## Exercise brief
Transcribe the records below line for line, keeping every character unchanged. Leave the pictures out of your answer.

## Data provided
+===+

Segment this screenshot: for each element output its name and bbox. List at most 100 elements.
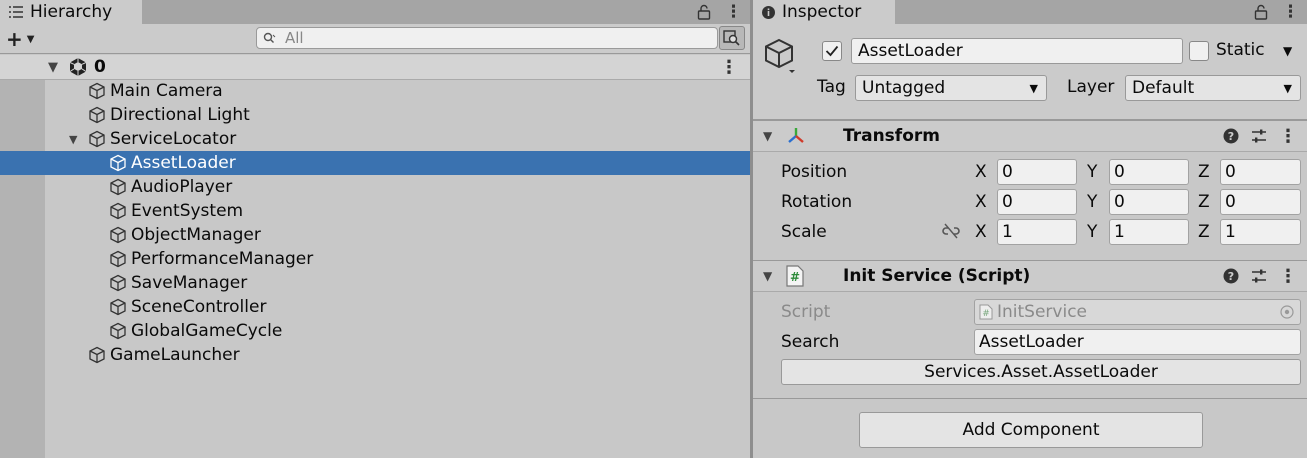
unity-scene-icon xyxy=(69,58,87,76)
hierarchy-item-directional-light[interactable]: Directional Light xyxy=(0,103,750,127)
scene-header-row[interactable]: ▼ 0 ⋮ xyxy=(0,55,750,80)
hierarchy-item-event-system[interactable]: EventSystem xyxy=(0,199,750,223)
scale-z-field[interactable]: 1 xyxy=(1220,219,1301,245)
expand-arrow-icon[interactable]: ▼ xyxy=(48,60,58,75)
expand-arrow-icon[interactable]: ▼ xyxy=(763,129,772,143)
rotation-z-field[interactable]: 0 xyxy=(1220,189,1301,215)
scale-x-field[interactable]: 1 xyxy=(997,219,1077,245)
add-component-button[interactable]: Add Component xyxy=(859,412,1203,448)
chevron-down-icon: ▼ xyxy=(1029,81,1038,95)
axis-x-label[interactable]: X xyxy=(975,162,987,182)
hierarchy-item-game-launcher[interactable]: GameLauncher xyxy=(0,343,750,367)
gameobject-cube-icon xyxy=(89,82,105,100)
object-name-input[interactable]: AssetLoader xyxy=(851,38,1183,64)
scale-y-field[interactable]: 1 xyxy=(1109,219,1189,245)
search-input[interactable]: AssetLoader xyxy=(974,329,1301,355)
hierarchy-item-main-camera[interactable]: Main Camera xyxy=(0,79,750,103)
position-y-field[interactable]: 0 xyxy=(1109,159,1189,185)
search-mode-button[interactable] xyxy=(719,26,745,50)
static-label: Static xyxy=(1216,40,1265,60)
layer-dropdown[interactable]: Default ▼ xyxy=(1125,75,1301,101)
axis-y-label[interactable]: Y xyxy=(1087,192,1097,212)
axis-x-label[interactable]: X xyxy=(975,192,987,212)
axis-y-label[interactable]: Y xyxy=(1087,222,1097,242)
hierarchy-item-save-manager[interactable]: SaveManager xyxy=(0,271,750,295)
lock-icon[interactable] xyxy=(697,4,711,20)
tag-dropdown[interactable]: Untagged ▼ xyxy=(855,75,1047,101)
layer-value: Default xyxy=(1132,78,1195,98)
info-icon xyxy=(762,5,775,19)
scale-label: Scale xyxy=(781,222,827,242)
gameobject-cube-icon xyxy=(110,322,126,340)
help-icon[interactable]: ? xyxy=(1223,128,1239,144)
preset-sliders-icon[interactable] xyxy=(1251,128,1267,144)
static-dropdown-icon[interactable]: ▼ xyxy=(1283,44,1292,58)
svg-text:#: # xyxy=(982,309,990,319)
axis-y-label[interactable]: Y xyxy=(1087,162,1097,182)
rotation-y-field[interactable]: 0 xyxy=(1109,189,1189,215)
transform-title: Transform xyxy=(843,126,940,146)
hierarchy-item-asset-loader[interactable]: AssetLoader xyxy=(0,151,750,175)
transform-header[interactable]: ▼ Transform ? ⋮ xyxy=(753,120,1307,152)
scene-kebab-icon[interactable]: ⋮ xyxy=(720,57,738,78)
inspector-panel: Inspector ⋮ AssetLoader Static ▼ Tag Unt… xyxy=(753,0,1307,458)
hierarchy-item-object-manager[interactable]: ObjectManager xyxy=(0,223,750,247)
scene-name: 0 xyxy=(94,57,106,77)
service-result-button[interactable]: Services.Asset.AssetLoader xyxy=(781,359,1301,385)
hierarchy-item-label: GlobalGameCycle xyxy=(131,321,283,341)
preset-sliders-icon[interactable] xyxy=(1251,268,1267,284)
kebab-menu-icon[interactable]: ⋮ xyxy=(1279,266,1297,287)
transform-icon xyxy=(788,128,804,143)
hierarchy-item-label: AssetLoader xyxy=(131,153,236,173)
gameobject-cube-icon xyxy=(110,178,126,196)
hierarchy-item-scene-controller[interactable]: SceneController xyxy=(0,295,750,319)
hierarchy-tab-icons: ⋮ xyxy=(697,0,742,24)
list-icon xyxy=(9,6,23,18)
init-service-title: Init Service (Script) xyxy=(843,266,1031,286)
hierarchy-item-service-locator[interactable]: ▼ ServiceLocator xyxy=(0,127,750,151)
rotation-x-field[interactable]: 0 xyxy=(997,189,1077,215)
script-label: Script xyxy=(781,302,831,322)
gameobject-cube-icon[interactable] xyxy=(763,38,797,74)
axis-z-label[interactable]: Z xyxy=(1198,222,1210,242)
chevron-down-icon: ▼ xyxy=(1283,81,1292,95)
init-service-header[interactable]: ▼ # Init Service (Script) ? ⋮ xyxy=(753,260,1307,292)
search-label: Search xyxy=(781,332,840,352)
gameobject-cube-icon xyxy=(110,250,126,268)
hierarchy-item-performance-manager[interactable]: PerformanceManager xyxy=(0,247,750,271)
gameobject-cube-icon xyxy=(89,346,105,364)
hierarchy-tabbar: Hierarchy ⋮ xyxy=(0,0,750,24)
create-button[interactable]: + ▼ xyxy=(6,27,34,51)
tab-inspector-label: Inspector xyxy=(782,2,862,22)
unlink-icon[interactable] xyxy=(941,223,961,239)
hierarchy-item-label: SaveManager xyxy=(131,273,248,293)
tab-hierarchy[interactable]: Hierarchy xyxy=(0,0,142,24)
kebab-menu-icon[interactable]: ⋮ xyxy=(1282,2,1299,22)
position-label: Position xyxy=(781,162,848,182)
hierarchy-toolbar: + ▼ All xyxy=(0,24,750,54)
expand-arrow-icon[interactable]: ▼ xyxy=(69,133,88,146)
plus-icon: + xyxy=(6,27,23,51)
csharp-script-icon: # xyxy=(786,265,804,287)
hierarchy-item-label: Directional Light xyxy=(110,105,250,125)
axis-z-label[interactable]: Z xyxy=(1198,192,1210,212)
kebab-menu-icon[interactable]: ⋮ xyxy=(1279,126,1297,147)
axis-x-label[interactable]: X xyxy=(975,222,987,242)
scene-search-icon xyxy=(723,30,740,46)
kebab-menu-icon[interactable]: ⋮ xyxy=(725,2,742,22)
axis-z-label[interactable]: Z xyxy=(1198,162,1210,182)
hierarchy-search-input[interactable]: All xyxy=(256,27,718,49)
expand-arrow-icon[interactable]: ▼ xyxy=(763,269,772,283)
position-x-field[interactable]: 0 xyxy=(997,159,1077,185)
active-checkbox[interactable] xyxy=(822,41,842,61)
search-icon xyxy=(263,32,276,43)
help-icon[interactable]: ? xyxy=(1223,268,1239,284)
static-checkbox[interactable] xyxy=(1189,41,1209,61)
lock-icon[interactable] xyxy=(1254,4,1268,20)
hierarchy-item-audio-player[interactable]: AudioPlayer xyxy=(0,175,750,199)
tab-inspector[interactable]: Inspector xyxy=(753,0,895,24)
hierarchy-item-label: GameLauncher xyxy=(110,345,240,365)
hierarchy-item-global-game-cycle[interactable]: GlobalGameCycle xyxy=(0,319,750,343)
position-z-field[interactable]: 0 xyxy=(1220,159,1301,185)
hierarchy-item-label: ObjectManager xyxy=(131,225,261,245)
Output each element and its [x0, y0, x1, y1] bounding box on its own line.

+===+

## Solution for this problem
Segment this screenshot: for each element output its name and bbox. List at most 100 elements.
unity-scene-icon xyxy=(69,58,87,76)
hierarchy-item-directional-light[interactable]: Directional Light xyxy=(0,103,750,127)
scene-header-row[interactable]: ▼ 0 ⋮ xyxy=(0,55,750,80)
hierarchy-item-event-system[interactable]: EventSystem xyxy=(0,199,750,223)
scale-z-field[interactable]: 1 xyxy=(1220,219,1301,245)
expand-arrow-icon[interactable]: ▼ xyxy=(48,60,58,75)
expand-arrow-icon[interactable]: ▼ xyxy=(763,129,772,143)
rotation-z-field[interactable]: 0 xyxy=(1220,189,1301,215)
scale-x-field[interactable]: 1 xyxy=(997,219,1077,245)
add-component-button[interactable]: Add Component xyxy=(859,412,1203,448)
chevron-down-icon: ▼ xyxy=(1029,81,1038,95)
axis-x-label[interactable]: X xyxy=(975,162,987,182)
hierarchy-item-game-launcher[interactable]: GameLauncher xyxy=(0,343,750,367)
gameobject-cube-icon xyxy=(89,82,105,100)
object-name-input[interactable]: AssetLoader xyxy=(851,38,1183,64)
scale-y-field[interactable]: 1 xyxy=(1109,219,1189,245)
search-input[interactable]: AssetLoader xyxy=(974,329,1301,355)
hierarchy-item-main-camera[interactable]: Main Camera xyxy=(0,79,750,103)
position-y-field[interactable]: 0 xyxy=(1109,159,1189,185)
search-mode-button[interactable] xyxy=(719,26,745,50)
static-label: Static xyxy=(1216,40,1265,60)
layer-dropdown[interactable]: Default ▼ xyxy=(1125,75,1301,101)
axis-y-label[interactable]: Y xyxy=(1087,192,1097,212)
axis-x-label[interactable]: X xyxy=(975,192,987,212)
axis-y-label[interactable]: Y xyxy=(1087,222,1097,242)
hierarchy-item-save-manager[interactable]: SaveManager xyxy=(0,271,750,295)
lock-icon[interactable] xyxy=(697,4,711,20)
tag-dropdown[interactable]: Untagged ▼ xyxy=(855,75,1047,101)
layer-value: Default xyxy=(1132,78,1195,98)
info-icon xyxy=(762,5,775,19)
scale-label: Scale xyxy=(781,222,827,242)
gameobject-cube-icon xyxy=(110,322,126,340)
help-icon[interactable]: ? xyxy=(1223,128,1239,144)
preset-sliders-icon[interactable] xyxy=(1251,128,1267,144)
static-dropdown-icon[interactable]: ▼ xyxy=(1283,44,1292,58)
svg-text:#: # xyxy=(982,309,990,319)
axis-y-label[interactable]: Y xyxy=(1087,162,1097,182)
rotation-y-field[interactable]: 0 xyxy=(1109,189,1189,215)
transform-title: Transform xyxy=(843,126,940,146)
hierarchy-item-asset-loader[interactable]: AssetLoader xyxy=(0,151,750,175)
transform-header[interactable]: ▼ Transform ? ⋮ xyxy=(753,120,1307,152)
scene-kebab-icon[interactable]: ⋮ xyxy=(720,57,738,78)
inspector-panel: Inspector ⋮ AssetLoader Static ▼ Tag Unt… xyxy=(753,0,1307,458)
hierarchy-item-object-manager[interactable]: ObjectManager xyxy=(0,223,750,247)
scene-name: 0 xyxy=(94,57,106,77)
service-result-button[interactable]: Services.Asset.AssetLoader xyxy=(781,359,1301,385)
hierarchy-item-label: GlobalGameCycle xyxy=(131,321,283,341)
preset-sliders-icon[interactable] xyxy=(1251,268,1267,284)
kebab-menu-icon[interactable]: ⋮ xyxy=(1279,266,1297,287)
transform-icon xyxy=(788,128,804,143)
hierarchy-item-label: AssetLoader xyxy=(131,153,236,173)
gameobject-cube-icon xyxy=(110,178,126,196)
hierarchy-item-scene-controller[interactable]: SceneController xyxy=(0,295,750,319)
hierarchy-tab-icons: ⋮ xyxy=(697,0,742,24)
list-icon xyxy=(9,6,23,18)
init-service-title: Init Service (Script) xyxy=(843,266,1031,286)
hierarchy-item-service-locator[interactable]: ▼ ServiceLocator xyxy=(0,127,750,151)
rotation-x-field[interactable]: 0 xyxy=(997,189,1077,215)
script-label: Script xyxy=(781,302,831,322)
gameobject-cube-icon[interactable] xyxy=(763,38,797,74)
axis-z-label[interactable]: Z xyxy=(1198,222,1210,242)
chevron-down-icon: ▼ xyxy=(1283,81,1292,95)
init-service-header[interactable]: ▼ # Init Service (Script) ? ⋮ xyxy=(753,260,1307,292)
search-label: Search xyxy=(781,332,840,352)
gameobject-cube-icon xyxy=(110,250,126,268)
hierarchy-item-performance-manager[interactable]: PerformanceManager xyxy=(0,247,750,271)
gameobject-cube-icon xyxy=(89,346,105,364)
hierarchy-tabbar: Hierarchy ⋮ xyxy=(0,0,750,24)
create-button[interactable]: + ▼ xyxy=(6,27,34,51)
tab-inspector-label: Inspector xyxy=(782,2,862,22)
unlink-icon[interactable] xyxy=(941,223,961,239)
hierarchy-item-label: SaveManager xyxy=(131,273,248,293)
tab-hierarchy[interactable]: Hierarchy xyxy=(0,0,142,24)
kebab-menu-icon[interactable]: ⋮ xyxy=(1282,2,1299,22)
position-label: Position xyxy=(781,162,848,182)
hierarchy-toolbar: + ▼ All xyxy=(0,24,750,54)
expand-arrow-icon[interactable]: ▼ xyxy=(69,133,88,146)
plus-icon: + xyxy=(6,27,23,51)
csharp-script-icon: # xyxy=(786,265,804,287)
hierarchy-item-label: Directional Light xyxy=(110,105,250,125)
axis-z-label[interactable]: Z xyxy=(1198,192,1210,212)
kebab-menu-icon[interactable]: ⋮ xyxy=(1279,126,1297,147)
axis-x-label[interactable]: X xyxy=(975,222,987,242)
scene-search-icon xyxy=(723,30,740,46)
kebab-menu-icon[interactable]: ⋮ xyxy=(725,2,742,22)
axis-z-label[interactable]: Z xyxy=(1198,162,1210,182)
hierarchy-search-input[interactable]: All xyxy=(256,27,718,49)
expand-arrow-icon[interactable]: ▼ xyxy=(763,269,772,283)
position-x-field[interactable]: 0 xyxy=(997,159,1077,185)
active-checkbox[interactable] xyxy=(822,41,842,61)
search-icon xyxy=(263,32,276,43)
help-icon[interactable]: ? xyxy=(1223,268,1239,284)
static-checkbox[interactable] xyxy=(1189,41,1209,61)
lock-icon[interactable] xyxy=(1254,4,1268,20)
hierarchy-item-audio-player[interactable]: AudioPlayer xyxy=(0,175,750,199)
tab-inspector[interactable]: Inspector xyxy=(753,0,895,24)
hierarchy-item-label: GameLauncher xyxy=(110,345,240,365)
hierarchy-item-global-game-cycle[interactable]: GlobalGameCycle xyxy=(0,319,750,343)
position-z-field[interactable]: 0 xyxy=(1220,159,1301,185)
hierarchy-item-label: ObjectManager xyxy=(131,225,261,245)
Output each element and its [x0, y0, x1, y1] bounding box on its own line.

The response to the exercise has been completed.